→ **STATED GOAL**
Every line below should be repeated exactly.

→ **DATASET RECORDS**
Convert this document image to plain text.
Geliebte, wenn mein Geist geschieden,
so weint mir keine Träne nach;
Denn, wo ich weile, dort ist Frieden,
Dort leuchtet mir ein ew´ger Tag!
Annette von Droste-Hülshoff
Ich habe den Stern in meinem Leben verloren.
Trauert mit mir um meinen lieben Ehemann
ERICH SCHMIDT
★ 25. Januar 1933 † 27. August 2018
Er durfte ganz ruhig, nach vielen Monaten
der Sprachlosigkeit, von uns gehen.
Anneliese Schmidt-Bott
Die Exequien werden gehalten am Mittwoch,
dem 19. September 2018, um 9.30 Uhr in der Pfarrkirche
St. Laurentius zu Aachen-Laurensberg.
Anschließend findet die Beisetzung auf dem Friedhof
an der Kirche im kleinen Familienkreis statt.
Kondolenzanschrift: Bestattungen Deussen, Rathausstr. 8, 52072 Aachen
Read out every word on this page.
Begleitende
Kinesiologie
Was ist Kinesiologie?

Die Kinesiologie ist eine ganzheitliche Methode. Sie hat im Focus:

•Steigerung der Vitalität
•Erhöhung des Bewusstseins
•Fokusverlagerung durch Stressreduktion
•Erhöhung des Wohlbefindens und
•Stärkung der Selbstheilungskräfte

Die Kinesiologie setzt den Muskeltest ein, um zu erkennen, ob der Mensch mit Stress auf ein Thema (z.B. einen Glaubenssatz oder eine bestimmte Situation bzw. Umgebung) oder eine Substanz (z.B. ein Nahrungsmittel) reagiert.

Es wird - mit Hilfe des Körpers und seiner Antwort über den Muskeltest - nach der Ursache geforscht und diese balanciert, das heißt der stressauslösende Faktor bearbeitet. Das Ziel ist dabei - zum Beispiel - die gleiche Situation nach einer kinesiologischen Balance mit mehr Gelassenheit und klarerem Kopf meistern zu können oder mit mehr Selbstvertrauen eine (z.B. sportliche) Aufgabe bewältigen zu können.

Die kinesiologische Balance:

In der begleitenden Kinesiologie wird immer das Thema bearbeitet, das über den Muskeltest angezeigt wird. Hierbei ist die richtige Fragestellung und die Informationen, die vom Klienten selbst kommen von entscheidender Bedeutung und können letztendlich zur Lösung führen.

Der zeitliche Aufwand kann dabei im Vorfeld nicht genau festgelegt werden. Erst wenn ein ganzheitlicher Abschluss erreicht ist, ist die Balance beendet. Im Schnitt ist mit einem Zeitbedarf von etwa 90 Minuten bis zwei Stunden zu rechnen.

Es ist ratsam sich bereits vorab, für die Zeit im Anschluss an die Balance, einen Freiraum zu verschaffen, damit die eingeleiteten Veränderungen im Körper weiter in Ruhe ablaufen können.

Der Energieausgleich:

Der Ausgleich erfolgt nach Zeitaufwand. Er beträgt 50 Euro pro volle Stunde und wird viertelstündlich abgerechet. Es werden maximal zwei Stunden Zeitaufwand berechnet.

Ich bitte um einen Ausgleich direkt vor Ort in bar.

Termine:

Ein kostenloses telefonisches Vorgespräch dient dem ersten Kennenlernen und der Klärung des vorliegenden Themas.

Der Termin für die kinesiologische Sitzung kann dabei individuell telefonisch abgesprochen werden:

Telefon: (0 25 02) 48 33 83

→ **COMPLETE RESPONSE**
Convert this document image to plain text.
Geliebte, wenn mein Geist geschieden,
so weint mir keine Träne nach;
Denn, wo ich weile, dort ist Frieden,
Dort leuchtet mir ein ew´ger Tag!
Annette von Droste-Hülshoff
Ich habe den Stern in meinem Leben verloren.
Trauert mit mir um meinen lieben Ehemann
ERICH SCHMIDT
★ 25. Januar 1933 † 27. August 2018
Er durfte ganz ruhig, nach vielen Monaten
der Sprachlosigkeit, von uns gehen.
Anneliese Schmidt-Bott
Die Exequien werden gehalten am Mittwoch,
dem 19. September 2018, um 9.30 Uhr in der Pfarrkirche
St. Laurentius zu Aachen-Laurensberg.
Anschließend findet die Beisetzung auf dem Friedhof
an der Kirche im kleinen Familienkreis statt.
Kondolenzanschrift: Bestattungen Deussen, Rathausstr. 8, 52072 Aachen
Read out every word on this page.
Begleitende
Kinesiologie
Was ist Kinesiologie?

Die Kinesiologie ist eine ganzheitliche Methode. Sie hat im Focus:

•Steigerung der Vitalität
•Erhöhung des Bewusstseins
•Fokusverlagerung durch Stressreduktion
•Erhöhung des Wohlbefindens und
•Stärkung der Selbstheilungskräfte

Die Kinesiologie setzt den Muskeltest ein, um zu erkennen, ob der Mensch mit Stress auf ein Thema (z.B. einen Glaubenssatz oder eine bestimmte Situation bzw. Umgebung) oder eine Substanz (z.B. ein Nahrungsmittel) reagiert.

Es wird - mit Hilfe des Körpers und seiner Antwort über den Muskeltest - nach der Ursache geforscht und diese balanciert, das heißt der stressauslösende Faktor bearbeitet. Das Ziel ist dabei - zum Beispiel - die gleiche Situation nach einer kinesiologischen Balance mit mehr Gelassenheit und klarerem Kopf meistern zu können oder mit mehr Selbstvertrauen eine (z.B. sportliche) Aufgabe bewältigen zu können.

Die kinesiologische Balance:

In der begleitenden Kinesiologie wird immer das Thema bearbeitet, das über den Muskeltest angezeigt wird. Hierbei ist die richtige Fragestellung und die Informationen, die vom Klienten selbst kommen von entscheidender Bedeutung und können letztendlich zur Lösung führen.

Der zeitliche Aufwand kann dabei im Vorfeld nicht genau festgelegt werden. Erst wenn ein ganzheitlicher Abschluss erreicht ist, ist die Balance beendet. Im Schnitt ist mit einem Zeitbedarf von etwa 90 Minuten bis zwei Stunden zu rechnen.

Es ist ratsam sich bereits vorab, für die Zeit im Anschluss an die Balance, einen Freiraum zu verschaffen, damit die eingeleiteten Veränderungen im Körper weiter in Ruhe ablaufen können.

Der Energieausgleich:

Der Ausgleich erfolgt nach Zeitaufwand. Er beträgt 50 Euro pro volle Stunde und wird viertelstündlich abgerechet. Es werden maximal zwei Stunden Zeitaufwand berechnet.

Ich bitte um einen Ausgleich direkt vor Ort in bar.

Termine:

Ein kostenloses telefonisches Vorgespräch dient dem ersten Kennenlernen und der Klärung des vorliegenden Themas.

Der Termin für die kinesiologische Sitzung kann dabei individuell telefonisch abgesprochen werden:

Telefon: (0 25 02) 48 33 83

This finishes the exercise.